_WRITTEN REQUEST_: Word for word, restate every line of the listing that follows.

_PROVIDED DATA_:
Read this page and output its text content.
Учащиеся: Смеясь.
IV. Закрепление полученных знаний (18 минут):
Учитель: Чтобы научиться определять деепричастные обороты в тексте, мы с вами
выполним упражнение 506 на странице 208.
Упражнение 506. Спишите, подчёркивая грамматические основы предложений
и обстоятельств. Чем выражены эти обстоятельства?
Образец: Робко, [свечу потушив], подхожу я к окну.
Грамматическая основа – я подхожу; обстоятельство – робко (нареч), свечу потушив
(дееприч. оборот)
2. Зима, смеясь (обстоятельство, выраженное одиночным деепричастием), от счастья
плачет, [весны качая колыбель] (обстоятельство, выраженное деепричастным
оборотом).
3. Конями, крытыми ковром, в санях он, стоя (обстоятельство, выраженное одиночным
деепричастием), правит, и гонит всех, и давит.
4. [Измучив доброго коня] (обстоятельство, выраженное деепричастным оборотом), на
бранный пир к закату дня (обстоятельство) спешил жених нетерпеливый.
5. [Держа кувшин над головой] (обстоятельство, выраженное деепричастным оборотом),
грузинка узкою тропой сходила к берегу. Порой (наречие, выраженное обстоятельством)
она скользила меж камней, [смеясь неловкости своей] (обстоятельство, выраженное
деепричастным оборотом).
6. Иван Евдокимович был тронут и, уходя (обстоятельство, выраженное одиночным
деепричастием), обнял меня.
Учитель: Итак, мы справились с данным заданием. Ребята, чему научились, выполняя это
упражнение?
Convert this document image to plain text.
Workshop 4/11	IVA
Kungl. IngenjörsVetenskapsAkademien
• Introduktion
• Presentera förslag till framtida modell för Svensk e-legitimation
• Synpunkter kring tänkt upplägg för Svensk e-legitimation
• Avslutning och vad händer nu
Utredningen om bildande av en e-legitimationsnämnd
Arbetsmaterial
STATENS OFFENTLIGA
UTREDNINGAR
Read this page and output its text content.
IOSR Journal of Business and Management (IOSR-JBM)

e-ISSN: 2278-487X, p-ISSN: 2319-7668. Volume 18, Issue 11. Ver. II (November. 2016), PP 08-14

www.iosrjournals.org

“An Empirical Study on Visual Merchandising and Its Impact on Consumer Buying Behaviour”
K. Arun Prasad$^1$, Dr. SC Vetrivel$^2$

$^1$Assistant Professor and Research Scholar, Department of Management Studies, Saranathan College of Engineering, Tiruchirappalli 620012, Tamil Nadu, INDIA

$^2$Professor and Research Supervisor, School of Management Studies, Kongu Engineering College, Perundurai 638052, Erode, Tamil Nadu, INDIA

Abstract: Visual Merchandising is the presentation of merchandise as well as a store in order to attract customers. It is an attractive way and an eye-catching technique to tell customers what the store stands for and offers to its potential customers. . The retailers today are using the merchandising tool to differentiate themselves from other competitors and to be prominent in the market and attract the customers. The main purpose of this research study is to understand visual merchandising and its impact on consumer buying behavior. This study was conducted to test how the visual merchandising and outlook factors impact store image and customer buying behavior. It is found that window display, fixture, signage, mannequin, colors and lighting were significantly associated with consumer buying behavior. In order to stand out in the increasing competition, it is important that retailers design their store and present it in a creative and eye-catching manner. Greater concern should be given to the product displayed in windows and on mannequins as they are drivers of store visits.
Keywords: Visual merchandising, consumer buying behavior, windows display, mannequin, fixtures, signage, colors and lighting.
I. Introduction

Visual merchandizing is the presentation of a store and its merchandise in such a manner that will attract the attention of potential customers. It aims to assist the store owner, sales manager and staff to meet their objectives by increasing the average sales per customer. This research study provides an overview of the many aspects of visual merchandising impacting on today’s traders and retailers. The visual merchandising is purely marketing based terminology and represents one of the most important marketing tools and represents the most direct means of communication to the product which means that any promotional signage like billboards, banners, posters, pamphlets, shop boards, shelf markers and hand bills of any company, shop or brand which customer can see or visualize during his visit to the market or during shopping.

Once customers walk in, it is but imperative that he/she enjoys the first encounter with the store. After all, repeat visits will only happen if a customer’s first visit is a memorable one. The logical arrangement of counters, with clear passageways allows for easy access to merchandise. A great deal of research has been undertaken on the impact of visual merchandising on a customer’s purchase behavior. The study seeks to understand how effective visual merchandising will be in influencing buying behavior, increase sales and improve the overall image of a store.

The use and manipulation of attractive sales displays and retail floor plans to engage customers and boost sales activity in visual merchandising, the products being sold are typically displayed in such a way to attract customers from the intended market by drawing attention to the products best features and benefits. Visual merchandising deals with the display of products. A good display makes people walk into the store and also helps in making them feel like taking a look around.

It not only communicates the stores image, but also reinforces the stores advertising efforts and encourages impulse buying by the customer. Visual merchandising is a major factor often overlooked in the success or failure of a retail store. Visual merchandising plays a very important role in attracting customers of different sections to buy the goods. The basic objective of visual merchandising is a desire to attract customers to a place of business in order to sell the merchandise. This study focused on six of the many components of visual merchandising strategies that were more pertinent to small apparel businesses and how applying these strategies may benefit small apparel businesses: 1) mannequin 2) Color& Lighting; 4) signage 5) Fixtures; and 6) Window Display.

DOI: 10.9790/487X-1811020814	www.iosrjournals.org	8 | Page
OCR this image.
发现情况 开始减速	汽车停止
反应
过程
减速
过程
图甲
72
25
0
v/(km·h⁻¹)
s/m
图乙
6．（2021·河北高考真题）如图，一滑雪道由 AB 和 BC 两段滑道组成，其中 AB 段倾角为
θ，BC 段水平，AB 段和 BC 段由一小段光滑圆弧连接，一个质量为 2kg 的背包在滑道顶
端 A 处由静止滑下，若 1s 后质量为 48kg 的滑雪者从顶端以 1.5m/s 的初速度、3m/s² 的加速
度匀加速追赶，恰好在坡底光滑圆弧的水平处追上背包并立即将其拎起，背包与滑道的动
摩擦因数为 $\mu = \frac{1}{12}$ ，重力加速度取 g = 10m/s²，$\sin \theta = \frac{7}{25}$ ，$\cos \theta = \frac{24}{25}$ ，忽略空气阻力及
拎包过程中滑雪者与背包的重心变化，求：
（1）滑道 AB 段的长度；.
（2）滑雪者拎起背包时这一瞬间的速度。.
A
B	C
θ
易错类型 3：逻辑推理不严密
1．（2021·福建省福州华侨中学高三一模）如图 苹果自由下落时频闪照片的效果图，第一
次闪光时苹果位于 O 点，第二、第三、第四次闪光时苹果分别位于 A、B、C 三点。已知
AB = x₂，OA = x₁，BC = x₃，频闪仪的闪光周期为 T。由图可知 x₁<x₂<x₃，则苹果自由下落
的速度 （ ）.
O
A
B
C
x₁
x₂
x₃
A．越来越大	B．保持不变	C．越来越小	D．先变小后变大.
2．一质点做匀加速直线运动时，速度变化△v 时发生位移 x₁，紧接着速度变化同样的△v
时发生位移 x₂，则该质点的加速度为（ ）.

_WRITTEN ANSWER_:
Read this page and output its text content.
Учащиеся: Смеясь.
IV. Закрепление полученных знаний (18 минут):
Учитель: Чтобы научиться определять деепричастные обороты в тексте, мы с вами
выполним упражнение 506 на странице 208.
Упражнение 506. Спишите, подчёркивая грамматические основы предложений
и обстоятельств. Чем выражены эти обстоятельства?
Образец: Робко, [свечу потушив], подхожу я к окну.
Грамматическая основа – я подхожу; обстоятельство – робко (нареч), свечу потушив
(дееприч. оборот)
2. Зима, смеясь (обстоятельство, выраженное одиночным деепричастием), от счастья
плачет, [весны качая колыбель] (обстоятельство, выраженное деепричастным
оборотом).
3. Конями, крытыми ковром, в санях он, стоя (обстоятельство, выраженное одиночным
деепричастием), правит, и гонит всех, и давит.
4. [Измучив доброго коня] (обстоятельство, выраженное деепричастным оборотом), на
бранный пир к закату дня (обстоятельство) спешил жених нетерпеливый.
5. [Держа кувшин над головой] (обстоятельство, выраженное деепричастным оборотом),
грузинка узкою тропой сходила к берегу. Порой (наречие, выраженное обстоятельством)
она скользила меж камней, [смеясь неловкости своей] (обстоятельство, выраженное
деепричастным оборотом).
6. Иван Евдокимович был тронут и, уходя (обстоятельство, выраженное одиночным
деепричастием), обнял меня.
Учитель: Итак, мы справились с данным заданием. Ребята, чему научились, выполняя это
упражнение?
Convert this document image to plain text.
Workshop 4/11	IVA
Kungl. IngenjörsVetenskapsAkademien
• Introduktion
• Presentera förslag till framtida modell för Svensk e-legitimation
• Synpunkter kring tänkt upplägg för Svensk e-legitimation
• Avslutning och vad händer nu
Utredningen om bildande av en e-legitimationsnämnd
Arbetsmaterial
STATENS OFFENTLIGA
UTREDNINGAR
Read this page and output its text content.
IOSR Journal of Business and Management (IOSR-JBM)

e-ISSN: 2278-487X, p-ISSN: 2319-7668. Volume 18, Issue 11. Ver. II (November. 2016), PP 08-14

www.iosrjournals.org

“An Empirical Study on Visual Merchandising and Its Impact on Consumer Buying Behaviour”
K. Arun Prasad$^1$, Dr. SC Vetrivel$^2$

$^1$Assistant Professor and Research Scholar, Department of Management Studies, Saranathan College of Engineering, Tiruchirappalli 620012, Tamil Nadu, INDIA

$^2$Professor and Research Supervisor, School of Management Studies, Kongu Engineering College, Perundurai 638052, Erode, Tamil Nadu, INDIA

Abstract: Visual Merchandising is the presentation of merchandise as well as a store in order to attract customers. It is an attractive way and an eye-catching technique to tell customers what the store stands for and offers to its potential customers. . The retailers today are using the merchandising tool to differentiate themselves from other competitors and to be prominent in the market and attract the customers. The main purpose of this research study is to understand visual merchandising and its impact on consumer buying behavior. This study was conducted to test how the visual merchandising and outlook factors impact store image and customer buying behavior. It is found that window display, fixture, signage, mannequin, colors and lighting were significantly associated with consumer buying behavior. In order to stand out in the increasing competition, it is important that retailers design their store and present it in a creative and eye-catching manner. Greater concern should be given to the product displayed in windows and on mannequins as they are drivers of store visits.
Keywords: Visual merchandising, consumer buying behavior, windows display, mannequin, fixtures, signage, colors and lighting.
I. Introduction

Visual merchandizing is the presentation of a store and its merchandise in such a manner that will attract the attention of potential customers. It aims to assist the store owner, sales manager and staff to meet their objectives by increasing the average sales per customer. This research study provides an overview of the many aspects of visual merchandising impacting on today’s traders and retailers. The visual merchandising is purely marketing based terminology and represents one of the most important marketing tools and represents the most direct means of communication to the product which means that any promotional signage like billboards, banners, posters, pamphlets, shop boards, shelf markers and hand bills of any company, shop or brand which customer can see or visualize during his visit to the market or during shopping.

Once customers walk in, it is but imperative that he/she enjoys the first encounter with the store. After all, repeat visits will only happen if a customer’s first visit is a memorable one. The logical arrangement of counters, with clear passageways allows for easy access to merchandise. A great deal of research has been undertaken on the impact of visual merchandising on a customer’s purchase behavior. The study seeks to understand how effective visual merchandising will be in influencing buying behavior, increase sales and improve the overall image of a store.

The use and manipulation of attractive sales displays and retail floor plans to engage customers and boost sales activity in visual merchandising, the products being sold are typically displayed in such a way to attract customers from the intended market by drawing attention to the products best features and benefits. Visual merchandising deals with the display of products. A good display makes people walk into the store and also helps in making them feel like taking a look around.

It not only communicates the stores image, but also reinforces the stores advertising efforts and encourages impulse buying by the customer. Visual merchandising is a major factor often overlooked in the success or failure of a retail store. Visual merchandising plays a very important role in attracting customers of different sections to buy the goods. The basic objective of visual merchandising is a desire to attract customers to a place of business in order to sell the merchandise. This study focused on six of the many components of visual merchandising strategies that were more pertinent to small apparel businesses and how applying these strategies may benefit small apparel businesses: 1) mannequin 2) Color& Lighting; 4) signage 5) Fixtures; and 6) Window Display.

DOI: 10.9790/487X-1811020814	www.iosrjournals.org	8 | Page
OCR this image.
发现情况 开始减速	汽车停止
反应
过程
减速
过程
图甲
72
25
0
v/(km·h⁻¹)
s/m
图乙
6．（2021·河北高考真题）如图，一滑雪道由 AB 和 BC 两段滑道组成，其中 AB 段倾角为
θ，BC 段水平，AB 段和 BC 段由一小段光滑圆弧连接，一个质量为 2kg 的背包在滑道顶
端 A 处由静止滑下，若 1s 后质量为 48kg 的滑雪者从顶端以 1.5m/s 的初速度、3m/s² 的加速
度匀加速追赶，恰好在坡底光滑圆弧的水平处追上背包并立即将其拎起，背包与滑道的动
摩擦因数为 $\mu = \frac{1}{12}$ ，重力加速度取 g = 10m/s²，$\sin \theta = \frac{7}{25}$ ，$\cos \theta = \frac{24}{25}$ ，忽略空气阻力及
拎包过程中滑雪者与背包的重心变化，求：
（1）滑道 AB 段的长度；.
（2）滑雪者拎起背包时这一瞬间的速度。.
A
B	C
θ
易错类型 3：逻辑推理不严密
1．（2021·福建省福州华侨中学高三一模）如图 苹果自由下落时频闪照片的效果图，第一
次闪光时苹果位于 O 点，第二、第三、第四次闪光时苹果分别位于 A、B、C 三点。已知
AB = x₂，OA = x₁，BC = x₃，频闪仪的闪光周期为 T。由图可知 x₁<x₂<x₃，则苹果自由下落
的速度 （ ）.
O
A
B
C
x₁
x₂
x₃
A．越来越大	B．保持不变	C．越来越小	D．先变小后变大.
2．一质点做匀加速直线运动时，速度变化△v 时发生位移 x₁，紧接着速度变化同样的△v
时发生位移 x₂，则该质点的加速度为（ ）.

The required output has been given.